Leaving out the pictures, transcribe all of the records faithfully.
[Start of LISTING]
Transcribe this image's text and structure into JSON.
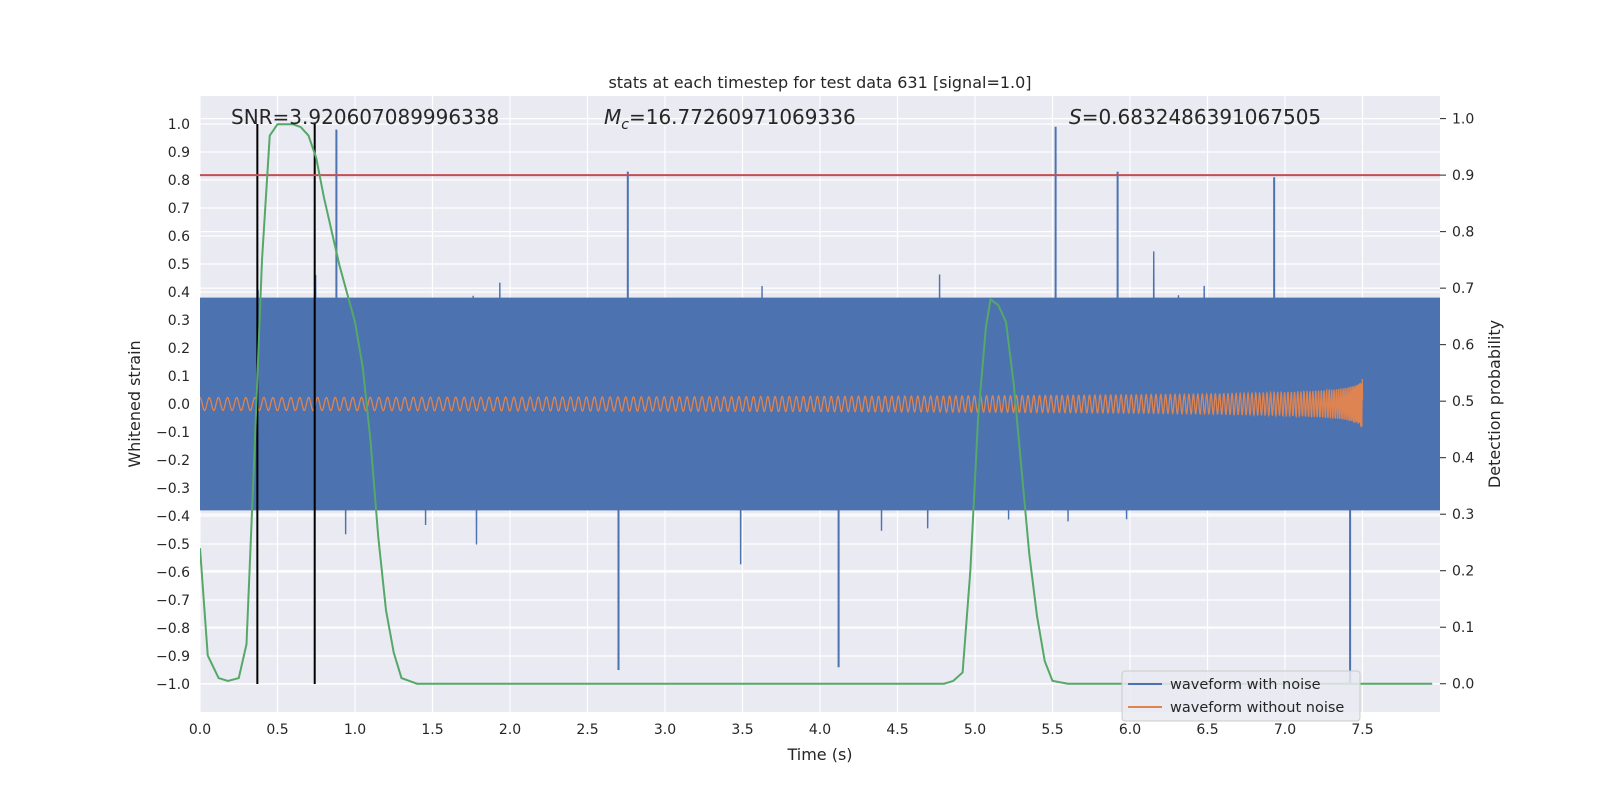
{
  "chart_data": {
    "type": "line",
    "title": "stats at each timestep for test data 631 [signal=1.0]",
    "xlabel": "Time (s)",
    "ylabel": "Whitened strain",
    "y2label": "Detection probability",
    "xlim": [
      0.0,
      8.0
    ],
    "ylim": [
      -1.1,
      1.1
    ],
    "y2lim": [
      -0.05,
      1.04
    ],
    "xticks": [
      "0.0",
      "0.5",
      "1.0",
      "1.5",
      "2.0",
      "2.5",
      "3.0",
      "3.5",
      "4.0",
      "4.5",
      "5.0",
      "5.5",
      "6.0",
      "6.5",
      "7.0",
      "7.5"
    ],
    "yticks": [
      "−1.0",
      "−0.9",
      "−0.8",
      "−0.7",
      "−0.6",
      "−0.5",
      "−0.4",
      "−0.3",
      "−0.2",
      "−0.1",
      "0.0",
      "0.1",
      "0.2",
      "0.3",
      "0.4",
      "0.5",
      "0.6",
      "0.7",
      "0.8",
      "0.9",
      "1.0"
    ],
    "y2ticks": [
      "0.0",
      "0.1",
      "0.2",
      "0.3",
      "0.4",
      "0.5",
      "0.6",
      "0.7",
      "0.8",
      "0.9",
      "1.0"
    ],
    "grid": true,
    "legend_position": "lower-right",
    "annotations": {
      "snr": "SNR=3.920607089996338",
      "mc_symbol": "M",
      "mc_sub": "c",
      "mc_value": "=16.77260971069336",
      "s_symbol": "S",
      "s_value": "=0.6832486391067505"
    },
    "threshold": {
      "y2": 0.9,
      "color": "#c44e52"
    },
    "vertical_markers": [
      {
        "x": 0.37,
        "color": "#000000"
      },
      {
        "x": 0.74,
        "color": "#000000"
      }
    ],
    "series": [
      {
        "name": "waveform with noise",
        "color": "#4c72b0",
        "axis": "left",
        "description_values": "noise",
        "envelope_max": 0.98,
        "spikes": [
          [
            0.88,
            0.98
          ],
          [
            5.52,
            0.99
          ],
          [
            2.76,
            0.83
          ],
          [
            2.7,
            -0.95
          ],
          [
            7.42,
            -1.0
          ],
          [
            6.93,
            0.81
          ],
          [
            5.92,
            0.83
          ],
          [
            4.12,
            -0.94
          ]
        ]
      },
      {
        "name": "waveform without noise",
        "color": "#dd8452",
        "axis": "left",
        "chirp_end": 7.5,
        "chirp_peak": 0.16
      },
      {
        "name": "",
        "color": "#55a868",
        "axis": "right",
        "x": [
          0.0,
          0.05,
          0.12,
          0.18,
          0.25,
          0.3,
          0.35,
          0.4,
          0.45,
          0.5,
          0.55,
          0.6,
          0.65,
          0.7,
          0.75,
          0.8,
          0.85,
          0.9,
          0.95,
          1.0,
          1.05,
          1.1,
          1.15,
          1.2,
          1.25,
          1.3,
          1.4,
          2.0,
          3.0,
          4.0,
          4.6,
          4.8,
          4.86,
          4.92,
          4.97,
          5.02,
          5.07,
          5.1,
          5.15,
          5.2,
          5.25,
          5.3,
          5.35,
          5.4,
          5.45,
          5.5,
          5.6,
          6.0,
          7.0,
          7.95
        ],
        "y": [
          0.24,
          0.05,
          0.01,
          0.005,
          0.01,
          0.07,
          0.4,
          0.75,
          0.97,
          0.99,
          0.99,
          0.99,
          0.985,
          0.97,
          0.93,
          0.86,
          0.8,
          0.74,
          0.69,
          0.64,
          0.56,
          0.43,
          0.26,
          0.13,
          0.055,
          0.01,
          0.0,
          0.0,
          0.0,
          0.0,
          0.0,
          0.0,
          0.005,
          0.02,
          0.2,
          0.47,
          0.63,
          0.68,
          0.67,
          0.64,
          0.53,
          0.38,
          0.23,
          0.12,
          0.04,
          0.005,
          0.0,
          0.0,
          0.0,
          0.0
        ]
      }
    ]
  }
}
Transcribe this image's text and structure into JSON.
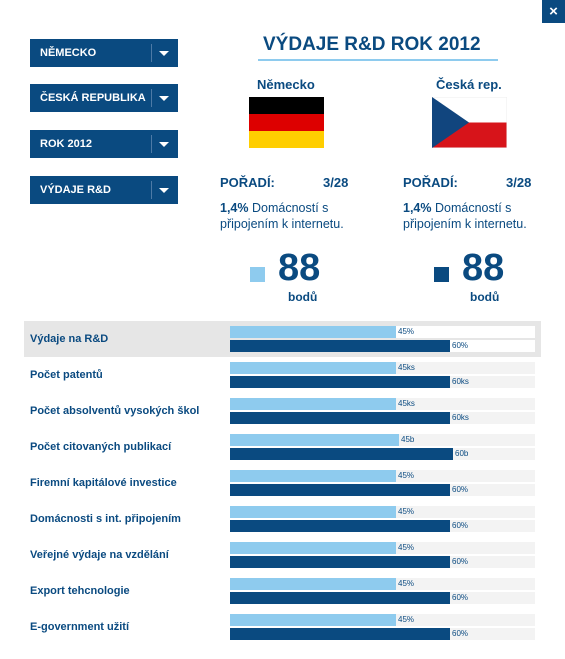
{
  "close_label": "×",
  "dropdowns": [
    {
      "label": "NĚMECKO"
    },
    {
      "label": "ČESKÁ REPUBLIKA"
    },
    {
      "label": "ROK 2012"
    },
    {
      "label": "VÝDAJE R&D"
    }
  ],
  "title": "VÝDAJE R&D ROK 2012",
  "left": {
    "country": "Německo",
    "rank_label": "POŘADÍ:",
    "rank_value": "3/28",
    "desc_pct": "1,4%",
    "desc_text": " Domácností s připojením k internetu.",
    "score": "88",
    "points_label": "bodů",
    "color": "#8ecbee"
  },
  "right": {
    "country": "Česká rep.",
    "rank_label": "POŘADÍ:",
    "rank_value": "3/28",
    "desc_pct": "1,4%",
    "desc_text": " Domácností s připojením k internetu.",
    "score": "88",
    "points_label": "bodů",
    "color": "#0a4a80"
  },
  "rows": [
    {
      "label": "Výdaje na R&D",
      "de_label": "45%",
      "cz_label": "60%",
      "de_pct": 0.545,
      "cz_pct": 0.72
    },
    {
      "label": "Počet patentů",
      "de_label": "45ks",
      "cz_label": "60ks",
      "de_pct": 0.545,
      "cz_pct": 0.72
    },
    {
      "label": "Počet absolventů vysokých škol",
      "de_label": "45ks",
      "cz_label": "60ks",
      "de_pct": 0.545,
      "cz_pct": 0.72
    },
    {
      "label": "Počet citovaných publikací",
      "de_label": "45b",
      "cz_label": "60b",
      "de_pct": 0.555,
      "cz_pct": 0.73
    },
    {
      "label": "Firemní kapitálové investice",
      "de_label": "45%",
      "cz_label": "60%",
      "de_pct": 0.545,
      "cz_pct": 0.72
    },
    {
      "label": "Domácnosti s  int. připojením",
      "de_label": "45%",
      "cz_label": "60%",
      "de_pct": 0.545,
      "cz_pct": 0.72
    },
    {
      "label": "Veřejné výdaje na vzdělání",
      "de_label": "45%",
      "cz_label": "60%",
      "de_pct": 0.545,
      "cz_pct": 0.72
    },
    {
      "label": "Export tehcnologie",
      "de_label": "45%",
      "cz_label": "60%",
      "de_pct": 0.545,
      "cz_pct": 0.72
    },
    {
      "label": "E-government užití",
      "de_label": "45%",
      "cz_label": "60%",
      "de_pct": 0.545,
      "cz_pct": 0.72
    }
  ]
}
[End of LISTING]
FULL SOLUTION:
Transcribe this image's text and structure into JSON.
{
  "chart_data": {
    "type": "line",
    "title": "stats at each timestep for test data 631 [signal=1.0]",
    "xlabel": "Time (s)",
    "ylabel": "Whitened strain",
    "y2label": "Detection probability",
    "xlim": [
      0.0,
      8.0
    ],
    "ylim": [
      -1.1,
      1.1
    ],
    "y2lim": [
      -0.05,
      1.04
    ],
    "xticks": [
      "0.0",
      "0.5",
      "1.0",
      "1.5",
      "2.0",
      "2.5",
      "3.0",
      "3.5",
      "4.0",
      "4.5",
      "5.0",
      "5.5",
      "6.0",
      "6.5",
      "7.0",
      "7.5"
    ],
    "yticks": [
      "−1.0",
      "−0.9",
      "−0.8",
      "−0.7",
      "−0.6",
      "−0.5",
      "−0.4",
      "−0.3",
      "−0.2",
      "−0.1",
      "0.0",
      "0.1",
      "0.2",
      "0.3",
      "0.4",
      "0.5",
      "0.6",
      "0.7",
      "0.8",
      "0.9",
      "1.0"
    ],
    "y2ticks": [
      "0.0",
      "0.1",
      "0.2",
      "0.3",
      "0.4",
      "0.5",
      "0.6",
      "0.7",
      "0.8",
      "0.9",
      "1.0"
    ],
    "grid": true,
    "legend_position": "lower-right",
    "annotations": {
      "snr": "SNR=3.920607089996338",
      "mc_symbol": "M",
      "mc_sub": "c",
      "mc_value": "=16.77260971069336",
      "s_symbol": "S",
      "s_value": "=0.6832486391067505"
    },
    "threshold": {
      "y2": 0.9,
      "color": "#c44e52"
    },
    "vertical_markers": [
      {
        "x": 0.37,
        "color": "#000000"
      },
      {
        "x": 0.74,
        "color": "#000000"
      }
    ],
    "series": [
      {
        "name": "waveform with noise",
        "color": "#4c72b0",
        "axis": "left",
        "description_values": "noise",
        "envelope_max": 0.98,
        "spikes": [
          [
            0.88,
            0.98
          ],
          [
            5.52,
            0.99
          ],
          [
            2.76,
            0.83
          ],
          [
            2.7,
            -0.95
          ],
          [
            7.42,
            -1.0
          ],
          [
            6.93,
            0.81
          ],
          [
            5.92,
            0.83
          ],
          [
            4.12,
            -0.94
          ]
        ]
      },
      {
        "name": "waveform without noise",
        "color": "#dd8452",
        "axis": "left",
        "chirp_end": 7.5,
        "chirp_peak": 0.16
      },
      {
        "name": "",
        "color": "#55a868",
        "axis": "right",
        "x": [
          0.0,
          0.05,
          0.12,
          0.18,
          0.25,
          0.3,
          0.35,
          0.4,
          0.45,
          0.5,
          0.55,
          0.6,
          0.65,
          0.7,
          0.75,
          0.8,
          0.85,
          0.9,
          0.95,
          1.0,
          1.05,
          1.1,
          1.15,
          1.2,
          1.25,
          1.3,
          1.4,
          2.0,
          3.0,
          4.0,
          4.6,
          4.8,
          4.86,
          4.92,
          4.97,
          5.02,
          5.07,
          5.1,
          5.15,
          5.2,
          5.25,
          5.3,
          5.35,
          5.4,
          5.45,
          5.5,
          5.6,
          6.0,
          7.0,
          7.95
        ],
        "y": [
          0.24,
          0.05,
          0.01,
          0.005,
          0.01,
          0.07,
          0.4,
          0.75,
          0.97,
          0.99,
          0.99,
          0.99,
          0.985,
          0.97,
          0.93,
          0.86,
          0.8,
          0.74,
          0.69,
          0.64,
          0.56,
          0.43,
          0.26,
          0.13,
          0.055,
          0.01,
          0.0,
          0.0,
          0.0,
          0.0,
          0.0,
          0.0,
          0.005,
          0.02,
          0.2,
          0.47,
          0.63,
          0.68,
          0.67,
          0.64,
          0.53,
          0.38,
          0.23,
          0.12,
          0.04,
          0.005,
          0.0,
          0.0,
          0.0,
          0.0
        ]
      }
    ]
  }
}
Transcribe this image's text and structure into JSON.
{
  "close_label": "×",
  "dropdowns": [
    {
      "label": "NĚMECKO"
    },
    {
      "label": "ČESKÁ REPUBLIKA"
    },
    {
      "label": "ROK 2012"
    },
    {
      "label": "VÝDAJE R&D"
    }
  ],
  "title": "VÝDAJE R&D ROK 2012",
  "left": {
    "country": "Německo",
    "rank_label": "POŘADÍ:",
    "rank_value": "3/28",
    "desc_pct": "1,4%",
    "desc_text": " Domácností s připojením k internetu.",
    "score": "88",
    "points_label": "bodů",
    "color": "#8ecbee"
  },
  "right": {
    "country": "Česká rep.",
    "rank_label": "POŘADÍ:",
    "rank_value": "3/28",
    "desc_pct": "1,4%",
    "desc_text": " Domácností s připojením k internetu.",
    "score": "88",
    "points_label": "bodů",
    "color": "#0a4a80"
  },
  "rows": [
    {
      "label": "Výdaje na R&D",
      "de_label": "45%",
      "cz_label": "60%",
      "de_pct": 0.545,
      "cz_pct": 0.72
    },
    {
      "label": "Počet patentů",
      "de_label": "45ks",
      "cz_label": "60ks",
      "de_pct": 0.545,
      "cz_pct": 0.72
    },
    {
      "label": "Počet absolventů vysokých škol",
      "de_label": "45ks",
      "cz_label": "60ks",
      "de_pct": 0.545,
      "cz_pct": 0.72
    },
    {
      "label": "Počet citovaných publikací",
      "de_label": "45b",
      "cz_label": "60b",
      "de_pct": 0.555,
      "cz_pct": 0.73
    },
    {
      "label": "Firemní kapitálové investice",
      "de_label": "45%",
      "cz_label": "60%",
      "de_pct": 0.545,
      "cz_pct": 0.72
    },
    {
      "label": "Domácnosti s  int. připojením",
      "de_label": "45%",
      "cz_label": "60%",
      "de_pct": 0.545,
      "cz_pct": 0.72
    },
    {
      "label": "Veřejné výdaje na vzdělání",
      "de_label": "45%",
      "cz_label": "60%",
      "de_pct": 0.545,
      "cz_pct": 0.72
    },
    {
      "label": "Export tehcnologie",
      "de_label": "45%",
      "cz_label": "60%",
      "de_pct": 0.545,
      "cz_pct": 0.72
    },
    {
      "label": "E-government užití",
      "de_label": "45%",
      "cz_label": "60%",
      "de_pct": 0.545,
      "cz_pct": 0.72
    }
  ]
}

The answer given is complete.